> [TEXT SEGMENT]:
"""

= Ontario West =

Former federal electoral district in Ontario, Canada

Ontario West was a federal electoral district represented in the House of Commons of Canada from 1882 to 1904. It was located in the province of Ontario. It was created from parts of Ontario North, Ontario South and York North ridings.

The West Riding of the county of Ontario consisted of the townships of Whitchurch, Uxbridge and Pickering, the town of Newmarket, the village of Uxbridge and the village of Stouffville.

The electoral district was abolished in 1903 when it was redistributed between the three ridings from which it had been created.

"""

> [DATA ENTRIES]:
"""

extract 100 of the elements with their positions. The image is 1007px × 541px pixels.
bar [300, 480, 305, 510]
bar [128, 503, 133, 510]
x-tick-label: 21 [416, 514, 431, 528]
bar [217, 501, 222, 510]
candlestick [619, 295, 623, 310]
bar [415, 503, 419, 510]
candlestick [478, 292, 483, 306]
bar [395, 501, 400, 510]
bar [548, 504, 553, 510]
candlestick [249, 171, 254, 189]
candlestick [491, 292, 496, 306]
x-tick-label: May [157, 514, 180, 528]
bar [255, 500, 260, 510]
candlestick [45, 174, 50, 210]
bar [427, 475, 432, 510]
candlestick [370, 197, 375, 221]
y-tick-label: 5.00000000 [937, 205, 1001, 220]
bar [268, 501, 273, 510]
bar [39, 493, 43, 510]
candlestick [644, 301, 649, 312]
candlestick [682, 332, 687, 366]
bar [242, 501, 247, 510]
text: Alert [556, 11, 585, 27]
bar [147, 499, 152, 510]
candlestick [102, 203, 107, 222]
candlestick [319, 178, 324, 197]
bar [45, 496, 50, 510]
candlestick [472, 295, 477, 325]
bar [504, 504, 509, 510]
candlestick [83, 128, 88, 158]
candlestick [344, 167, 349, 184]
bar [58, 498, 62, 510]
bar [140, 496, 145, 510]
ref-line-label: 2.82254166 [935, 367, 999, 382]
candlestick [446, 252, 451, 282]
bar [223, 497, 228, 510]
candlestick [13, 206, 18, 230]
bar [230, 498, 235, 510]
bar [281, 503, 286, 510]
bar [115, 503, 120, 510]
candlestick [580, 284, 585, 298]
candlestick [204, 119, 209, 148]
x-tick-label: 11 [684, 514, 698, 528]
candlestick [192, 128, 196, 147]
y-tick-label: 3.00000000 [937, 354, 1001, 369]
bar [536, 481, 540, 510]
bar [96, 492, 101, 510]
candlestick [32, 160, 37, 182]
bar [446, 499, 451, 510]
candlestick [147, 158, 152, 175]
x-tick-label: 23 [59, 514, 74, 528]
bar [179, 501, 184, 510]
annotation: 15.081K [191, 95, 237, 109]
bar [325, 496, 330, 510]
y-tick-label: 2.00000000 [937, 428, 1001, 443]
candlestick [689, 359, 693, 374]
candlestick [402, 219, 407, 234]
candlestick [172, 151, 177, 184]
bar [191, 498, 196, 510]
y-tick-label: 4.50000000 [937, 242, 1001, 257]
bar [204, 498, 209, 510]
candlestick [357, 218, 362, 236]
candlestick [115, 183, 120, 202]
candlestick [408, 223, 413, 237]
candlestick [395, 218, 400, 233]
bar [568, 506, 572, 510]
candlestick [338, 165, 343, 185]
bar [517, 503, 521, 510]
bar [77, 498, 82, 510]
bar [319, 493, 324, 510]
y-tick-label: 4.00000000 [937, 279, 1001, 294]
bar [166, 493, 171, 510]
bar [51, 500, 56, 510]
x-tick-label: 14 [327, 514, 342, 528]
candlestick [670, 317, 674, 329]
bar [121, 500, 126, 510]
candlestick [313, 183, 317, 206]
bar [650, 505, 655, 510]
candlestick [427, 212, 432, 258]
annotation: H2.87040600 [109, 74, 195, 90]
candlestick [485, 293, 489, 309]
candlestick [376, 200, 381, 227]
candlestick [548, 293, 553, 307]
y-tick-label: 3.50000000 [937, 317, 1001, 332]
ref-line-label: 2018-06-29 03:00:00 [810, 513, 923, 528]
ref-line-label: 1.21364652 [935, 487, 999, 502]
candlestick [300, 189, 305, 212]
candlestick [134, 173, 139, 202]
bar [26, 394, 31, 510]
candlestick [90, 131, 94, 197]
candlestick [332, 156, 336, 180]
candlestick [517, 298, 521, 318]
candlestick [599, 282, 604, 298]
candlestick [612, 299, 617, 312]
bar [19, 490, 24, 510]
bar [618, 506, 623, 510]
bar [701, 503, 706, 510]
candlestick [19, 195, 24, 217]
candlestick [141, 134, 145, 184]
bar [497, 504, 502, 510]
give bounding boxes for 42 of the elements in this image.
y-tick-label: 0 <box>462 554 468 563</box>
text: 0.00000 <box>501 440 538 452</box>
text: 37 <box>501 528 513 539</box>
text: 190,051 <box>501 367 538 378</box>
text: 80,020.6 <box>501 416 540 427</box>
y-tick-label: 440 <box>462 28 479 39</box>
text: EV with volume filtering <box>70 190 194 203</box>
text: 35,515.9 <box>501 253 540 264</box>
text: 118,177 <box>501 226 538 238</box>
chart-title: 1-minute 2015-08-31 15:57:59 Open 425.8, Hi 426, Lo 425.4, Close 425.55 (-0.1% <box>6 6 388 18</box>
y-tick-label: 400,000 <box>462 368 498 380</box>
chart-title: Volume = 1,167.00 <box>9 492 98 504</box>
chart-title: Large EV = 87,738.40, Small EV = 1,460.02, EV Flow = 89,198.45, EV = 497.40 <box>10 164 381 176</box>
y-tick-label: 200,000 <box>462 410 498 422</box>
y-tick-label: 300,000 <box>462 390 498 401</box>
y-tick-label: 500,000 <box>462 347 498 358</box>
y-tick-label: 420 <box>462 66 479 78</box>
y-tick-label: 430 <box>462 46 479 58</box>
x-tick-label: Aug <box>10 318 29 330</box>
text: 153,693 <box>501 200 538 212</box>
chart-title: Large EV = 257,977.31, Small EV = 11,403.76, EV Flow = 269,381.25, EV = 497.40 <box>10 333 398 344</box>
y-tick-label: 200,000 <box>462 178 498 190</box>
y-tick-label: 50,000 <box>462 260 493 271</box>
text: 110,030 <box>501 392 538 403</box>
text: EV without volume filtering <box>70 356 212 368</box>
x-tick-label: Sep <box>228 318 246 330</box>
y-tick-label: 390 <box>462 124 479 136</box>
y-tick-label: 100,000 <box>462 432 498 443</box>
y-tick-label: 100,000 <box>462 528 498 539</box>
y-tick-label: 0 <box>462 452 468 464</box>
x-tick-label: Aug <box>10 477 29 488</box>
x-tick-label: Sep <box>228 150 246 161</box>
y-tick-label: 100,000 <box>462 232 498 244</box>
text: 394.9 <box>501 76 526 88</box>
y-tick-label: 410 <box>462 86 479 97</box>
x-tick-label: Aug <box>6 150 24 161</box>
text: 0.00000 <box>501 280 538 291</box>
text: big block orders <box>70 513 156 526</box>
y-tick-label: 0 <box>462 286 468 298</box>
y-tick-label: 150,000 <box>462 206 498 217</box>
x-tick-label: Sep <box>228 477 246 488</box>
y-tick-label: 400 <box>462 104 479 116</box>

"""

> [WRITTEN TASKS]:
1. Translate this sentence from the Ontario West text into French: "The electoral district was abolished in 1903 when it was redistributed between the three ridings from which it had been created."
2. Reproduce the Ontario West text word for word, starting with "Ontario West was" and going on through "had been created.".
3. Recast the paragraph of the Ontario West text that begins "The West Riding of the county" as a short list that keeps its main facts.
Rely only on the Ontario West text, not on the data.

> [REPLIES]:
1. La circonscription électorale a été abolie en 1903, lorsqu'elle a été redistribuée entre les trois circonscriptions à partir desquelles elle avait été créée.

2.
Ontario West was a federal electoral district represented in the House of Commons of Canada from 1882 to 1904. It was located in the province of Ontario. It was created from parts of Ontario North, Ontario South and York North ridings.

The West Riding of the county of Ontario consisted of the townships of Whitchurch, Uxbridge and Pickering, the town of Newmarket, the village of Uxbridge and the village of Stouffville.

The electoral district was abolished in 1903 when it was redistributed between the three ridings from which it had been created.

3.
- Area: West Riding of the county of Ontario
- Townships: Whitchurch, Uxbridge, Pickering
- Town: Newmarket
- Villages: Uxbridge, Stouffville